- _DATA SUPPLIED_:
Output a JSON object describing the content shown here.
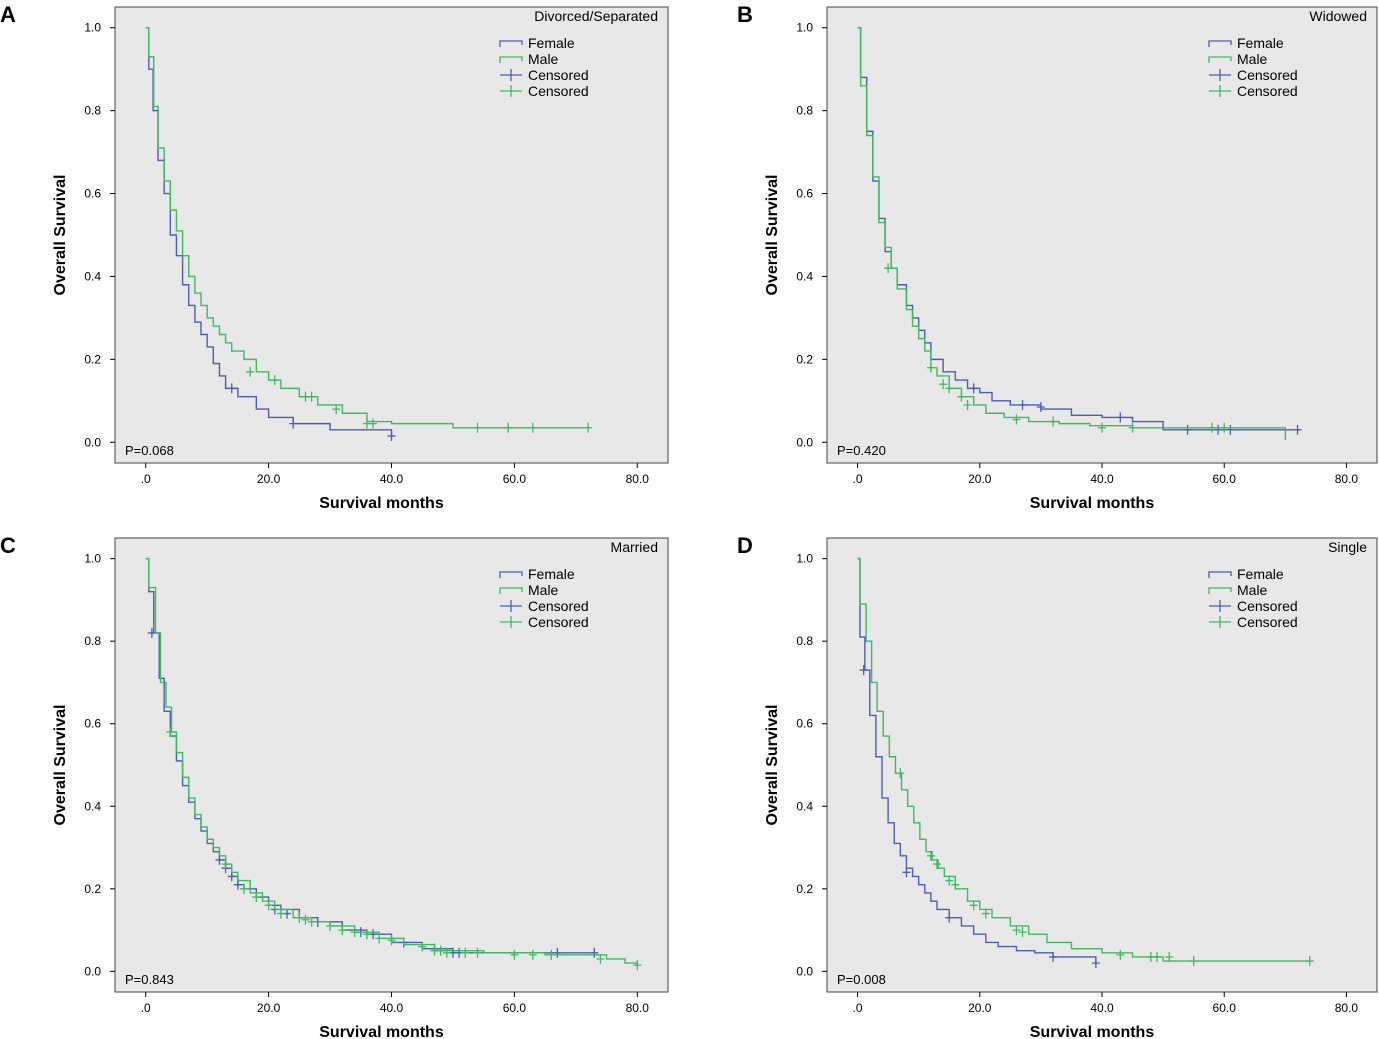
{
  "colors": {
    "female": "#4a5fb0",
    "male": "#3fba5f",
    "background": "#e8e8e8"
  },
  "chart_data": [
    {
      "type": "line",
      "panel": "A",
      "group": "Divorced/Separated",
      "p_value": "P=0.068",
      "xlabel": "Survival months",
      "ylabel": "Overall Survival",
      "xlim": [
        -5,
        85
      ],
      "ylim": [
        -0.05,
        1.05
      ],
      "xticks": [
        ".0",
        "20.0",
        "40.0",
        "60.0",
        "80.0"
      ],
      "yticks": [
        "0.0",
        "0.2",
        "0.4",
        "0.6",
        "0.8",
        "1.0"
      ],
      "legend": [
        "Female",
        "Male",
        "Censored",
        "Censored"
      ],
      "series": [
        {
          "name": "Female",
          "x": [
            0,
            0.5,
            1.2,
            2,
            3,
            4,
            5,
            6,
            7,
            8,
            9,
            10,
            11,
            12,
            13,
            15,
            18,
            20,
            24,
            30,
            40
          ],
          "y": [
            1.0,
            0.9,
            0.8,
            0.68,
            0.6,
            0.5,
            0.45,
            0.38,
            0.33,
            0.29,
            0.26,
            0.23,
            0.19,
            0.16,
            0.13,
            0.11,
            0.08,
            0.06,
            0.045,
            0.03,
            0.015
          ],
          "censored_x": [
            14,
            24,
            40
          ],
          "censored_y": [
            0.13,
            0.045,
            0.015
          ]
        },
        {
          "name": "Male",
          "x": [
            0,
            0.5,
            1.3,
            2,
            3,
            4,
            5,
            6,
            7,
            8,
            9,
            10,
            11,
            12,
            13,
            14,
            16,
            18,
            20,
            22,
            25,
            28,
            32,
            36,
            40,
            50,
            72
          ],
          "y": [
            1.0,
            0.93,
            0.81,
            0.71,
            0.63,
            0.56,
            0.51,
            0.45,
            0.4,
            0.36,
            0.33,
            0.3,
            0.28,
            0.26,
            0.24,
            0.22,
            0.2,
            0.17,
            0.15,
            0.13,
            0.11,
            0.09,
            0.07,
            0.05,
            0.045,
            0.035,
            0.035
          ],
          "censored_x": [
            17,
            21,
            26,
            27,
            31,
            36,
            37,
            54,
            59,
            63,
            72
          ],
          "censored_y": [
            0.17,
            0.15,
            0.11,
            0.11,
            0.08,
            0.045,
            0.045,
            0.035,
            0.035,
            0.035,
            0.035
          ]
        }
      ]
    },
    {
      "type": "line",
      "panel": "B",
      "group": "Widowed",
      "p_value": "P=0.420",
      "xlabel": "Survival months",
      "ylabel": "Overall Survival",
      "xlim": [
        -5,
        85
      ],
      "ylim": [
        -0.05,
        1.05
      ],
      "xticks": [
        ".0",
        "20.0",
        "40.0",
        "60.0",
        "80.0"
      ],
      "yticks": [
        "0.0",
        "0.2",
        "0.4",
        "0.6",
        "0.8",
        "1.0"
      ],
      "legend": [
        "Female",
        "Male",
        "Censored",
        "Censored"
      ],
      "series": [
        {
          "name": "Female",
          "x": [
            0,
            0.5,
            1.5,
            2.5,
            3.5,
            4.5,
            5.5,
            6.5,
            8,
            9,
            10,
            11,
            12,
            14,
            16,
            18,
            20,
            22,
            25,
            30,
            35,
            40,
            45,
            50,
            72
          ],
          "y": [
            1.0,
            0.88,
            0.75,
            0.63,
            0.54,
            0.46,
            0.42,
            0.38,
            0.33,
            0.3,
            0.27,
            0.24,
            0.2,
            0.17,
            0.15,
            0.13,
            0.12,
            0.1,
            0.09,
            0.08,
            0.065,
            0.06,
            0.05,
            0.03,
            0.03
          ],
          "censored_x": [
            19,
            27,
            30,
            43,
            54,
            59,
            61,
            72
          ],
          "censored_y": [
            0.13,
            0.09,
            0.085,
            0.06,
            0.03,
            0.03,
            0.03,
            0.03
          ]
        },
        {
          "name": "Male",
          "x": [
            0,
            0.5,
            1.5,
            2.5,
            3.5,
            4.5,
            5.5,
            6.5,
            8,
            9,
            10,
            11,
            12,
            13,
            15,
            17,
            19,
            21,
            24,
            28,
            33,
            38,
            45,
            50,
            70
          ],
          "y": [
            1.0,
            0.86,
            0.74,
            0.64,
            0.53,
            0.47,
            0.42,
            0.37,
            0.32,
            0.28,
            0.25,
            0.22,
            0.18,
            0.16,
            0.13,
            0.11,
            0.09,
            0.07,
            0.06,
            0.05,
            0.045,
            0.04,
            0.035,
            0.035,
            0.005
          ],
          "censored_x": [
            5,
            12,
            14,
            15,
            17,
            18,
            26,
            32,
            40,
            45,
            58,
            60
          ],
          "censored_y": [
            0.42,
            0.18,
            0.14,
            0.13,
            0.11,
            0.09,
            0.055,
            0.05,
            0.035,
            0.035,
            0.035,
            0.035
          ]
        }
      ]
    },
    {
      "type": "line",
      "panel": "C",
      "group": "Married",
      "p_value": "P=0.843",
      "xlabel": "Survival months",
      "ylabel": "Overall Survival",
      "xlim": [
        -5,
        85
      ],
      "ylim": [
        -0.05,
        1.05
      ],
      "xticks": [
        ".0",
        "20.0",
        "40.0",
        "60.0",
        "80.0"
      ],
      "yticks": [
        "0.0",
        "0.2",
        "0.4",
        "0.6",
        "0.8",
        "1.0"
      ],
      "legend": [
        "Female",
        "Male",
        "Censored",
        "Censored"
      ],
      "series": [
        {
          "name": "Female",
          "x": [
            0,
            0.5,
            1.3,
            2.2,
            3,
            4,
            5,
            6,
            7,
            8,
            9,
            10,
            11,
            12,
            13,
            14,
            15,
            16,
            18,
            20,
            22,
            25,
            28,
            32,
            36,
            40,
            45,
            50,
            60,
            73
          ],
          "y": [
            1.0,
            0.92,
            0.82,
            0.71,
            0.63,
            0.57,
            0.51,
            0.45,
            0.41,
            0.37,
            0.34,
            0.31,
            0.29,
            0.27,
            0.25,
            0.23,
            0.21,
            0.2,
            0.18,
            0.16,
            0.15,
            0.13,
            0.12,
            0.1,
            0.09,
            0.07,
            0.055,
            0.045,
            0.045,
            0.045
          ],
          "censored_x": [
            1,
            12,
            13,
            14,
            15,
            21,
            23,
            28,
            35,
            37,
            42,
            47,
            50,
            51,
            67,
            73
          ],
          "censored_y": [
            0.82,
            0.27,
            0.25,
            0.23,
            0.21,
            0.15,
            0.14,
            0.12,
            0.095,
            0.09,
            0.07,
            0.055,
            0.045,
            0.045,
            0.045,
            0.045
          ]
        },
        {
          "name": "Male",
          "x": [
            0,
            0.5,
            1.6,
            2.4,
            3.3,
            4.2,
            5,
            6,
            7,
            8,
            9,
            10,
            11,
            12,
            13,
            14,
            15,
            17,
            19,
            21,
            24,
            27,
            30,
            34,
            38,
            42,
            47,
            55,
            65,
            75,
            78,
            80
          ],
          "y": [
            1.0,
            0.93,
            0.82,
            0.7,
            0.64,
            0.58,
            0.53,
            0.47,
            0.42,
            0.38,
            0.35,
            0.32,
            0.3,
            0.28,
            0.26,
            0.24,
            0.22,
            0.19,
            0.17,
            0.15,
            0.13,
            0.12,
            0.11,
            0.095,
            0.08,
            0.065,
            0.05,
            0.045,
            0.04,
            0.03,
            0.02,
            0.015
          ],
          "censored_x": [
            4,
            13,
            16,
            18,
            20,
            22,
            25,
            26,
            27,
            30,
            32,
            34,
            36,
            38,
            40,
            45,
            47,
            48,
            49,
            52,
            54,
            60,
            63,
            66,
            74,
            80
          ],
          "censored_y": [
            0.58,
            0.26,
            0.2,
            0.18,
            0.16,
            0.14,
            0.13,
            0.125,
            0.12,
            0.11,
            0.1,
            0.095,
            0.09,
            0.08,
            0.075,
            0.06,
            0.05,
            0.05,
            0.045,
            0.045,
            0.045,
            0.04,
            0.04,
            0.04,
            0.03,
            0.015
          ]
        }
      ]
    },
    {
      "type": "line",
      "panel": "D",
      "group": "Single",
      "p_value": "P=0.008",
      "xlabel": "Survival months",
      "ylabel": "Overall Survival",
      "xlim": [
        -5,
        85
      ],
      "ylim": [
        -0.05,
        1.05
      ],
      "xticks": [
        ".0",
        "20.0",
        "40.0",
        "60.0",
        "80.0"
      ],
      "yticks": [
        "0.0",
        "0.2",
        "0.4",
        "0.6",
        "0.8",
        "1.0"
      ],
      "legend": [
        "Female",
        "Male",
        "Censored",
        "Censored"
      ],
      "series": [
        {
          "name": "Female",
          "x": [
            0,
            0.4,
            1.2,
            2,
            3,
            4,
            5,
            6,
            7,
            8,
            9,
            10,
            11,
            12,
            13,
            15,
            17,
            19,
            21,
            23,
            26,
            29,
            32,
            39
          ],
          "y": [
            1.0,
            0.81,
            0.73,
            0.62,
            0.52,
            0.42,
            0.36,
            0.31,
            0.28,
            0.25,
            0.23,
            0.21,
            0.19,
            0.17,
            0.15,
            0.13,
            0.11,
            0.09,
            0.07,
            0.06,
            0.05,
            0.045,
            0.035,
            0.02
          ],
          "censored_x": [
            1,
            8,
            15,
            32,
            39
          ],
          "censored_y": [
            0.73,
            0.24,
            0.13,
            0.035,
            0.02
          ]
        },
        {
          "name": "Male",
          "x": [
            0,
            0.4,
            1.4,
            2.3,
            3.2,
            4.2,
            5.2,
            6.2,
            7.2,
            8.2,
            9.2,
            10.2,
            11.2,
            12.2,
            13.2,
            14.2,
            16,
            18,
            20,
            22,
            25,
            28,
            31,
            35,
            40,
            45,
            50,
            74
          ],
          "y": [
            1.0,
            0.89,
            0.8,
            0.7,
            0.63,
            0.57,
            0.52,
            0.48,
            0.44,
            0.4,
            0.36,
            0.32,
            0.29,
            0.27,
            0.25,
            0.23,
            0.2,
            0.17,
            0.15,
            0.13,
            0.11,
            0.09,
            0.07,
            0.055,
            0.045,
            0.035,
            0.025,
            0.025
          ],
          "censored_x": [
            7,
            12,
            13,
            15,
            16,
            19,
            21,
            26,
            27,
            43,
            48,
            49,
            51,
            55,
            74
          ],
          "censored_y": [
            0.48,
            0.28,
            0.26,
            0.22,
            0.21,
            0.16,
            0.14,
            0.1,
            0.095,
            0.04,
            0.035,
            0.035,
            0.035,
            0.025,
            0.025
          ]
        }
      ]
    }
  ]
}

- _WORK TO DO_:
Copy, from the material, each line that holds the string "group".

- _SOLUTION FOR THIS PROBLEM_:
      "group": "Divorced/Separated",
      "group": "Widowed",
      "group": "Married",
      "group": "Single",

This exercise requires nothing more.